● Records about charts and figures:
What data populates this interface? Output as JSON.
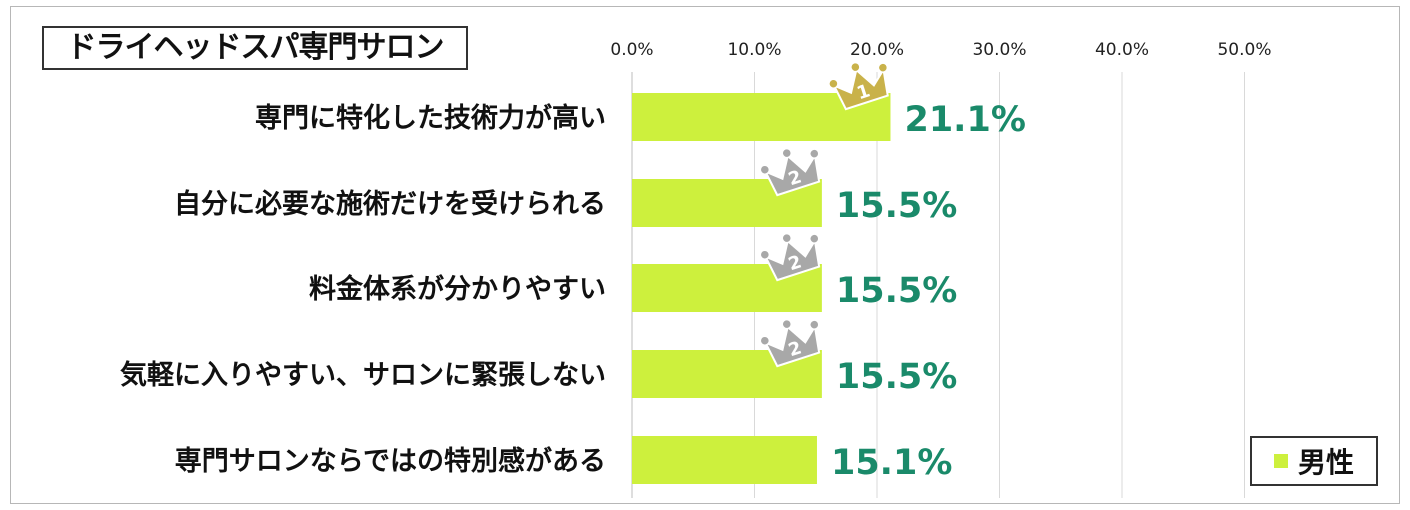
{
  "chart_data": {
    "type": "bar",
    "orientation": "horizontal",
    "title": "ドライヘッドスパ専門サロン",
    "categories": [
      "専門に特化した技術力が高い",
      "自分に必要な施術だけを受けられる",
      "料金体系が分かりやすい",
      "気軽に入りやすい、サロンに緊張しない",
      "専門サロンならではの特別感がある"
    ],
    "series": [
      {
        "name": "男性",
        "values": [
          21.1,
          15.5,
          15.5,
          15.5,
          15.1
        ],
        "color": "#cdf03d"
      }
    ],
    "data_labels": [
      "21.1%",
      "15.5%",
      "15.5%",
      "15.5%",
      "15.1%"
    ],
    "rank_badges": [
      "1",
      "2",
      "2",
      "2",
      ""
    ],
    "xlim": [
      0,
      60
    ],
    "x_ticks": [
      "0.0%",
      "10.0%",
      "20.0%",
      "30.0%",
      "40.0%",
      "50.0%"
    ],
    "grid": true,
    "legend_position": "bottom-right",
    "label_color": "#1a8a6a",
    "gold": "#c9b24a",
    "silver": "#a8a8a8"
  }
}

● EXERCISE REQUIREMENTS: All of the material above should be reproduced exactly, except the pictures.

● FINAL RESULT:
What data populates this interface? Output as JSON.
{
  "chart_data": {
    "type": "bar",
    "orientation": "horizontal",
    "title": "ドライヘッドスパ専門サロン",
    "categories": [
      "専門に特化した技術力が高い",
      "自分に必要な施術だけを受けられる",
      "料金体系が分かりやすい",
      "気軽に入りやすい、サロンに緊張しない",
      "専門サロンならではの特別感がある"
    ],
    "series": [
      {
        "name": "男性",
        "values": [
          21.1,
          15.5,
          15.5,
          15.5,
          15.1
        ],
        "color": "#cdf03d"
      }
    ],
    "data_labels": [
      "21.1%",
      "15.5%",
      "15.5%",
      "15.5%",
      "15.1%"
    ],
    "rank_badges": [
      "1",
      "2",
      "2",
      "2",
      ""
    ],
    "xlim": [
      0,
      60
    ],
    "x_ticks": [
      "0.0%",
      "10.0%",
      "20.0%",
      "30.0%",
      "40.0%",
      "50.0%"
    ],
    "grid": true,
    "legend_position": "bottom-right",
    "label_color": "#1a8a6a",
    "gold": "#c9b24a",
    "silver": "#a8a8a8"
  }
}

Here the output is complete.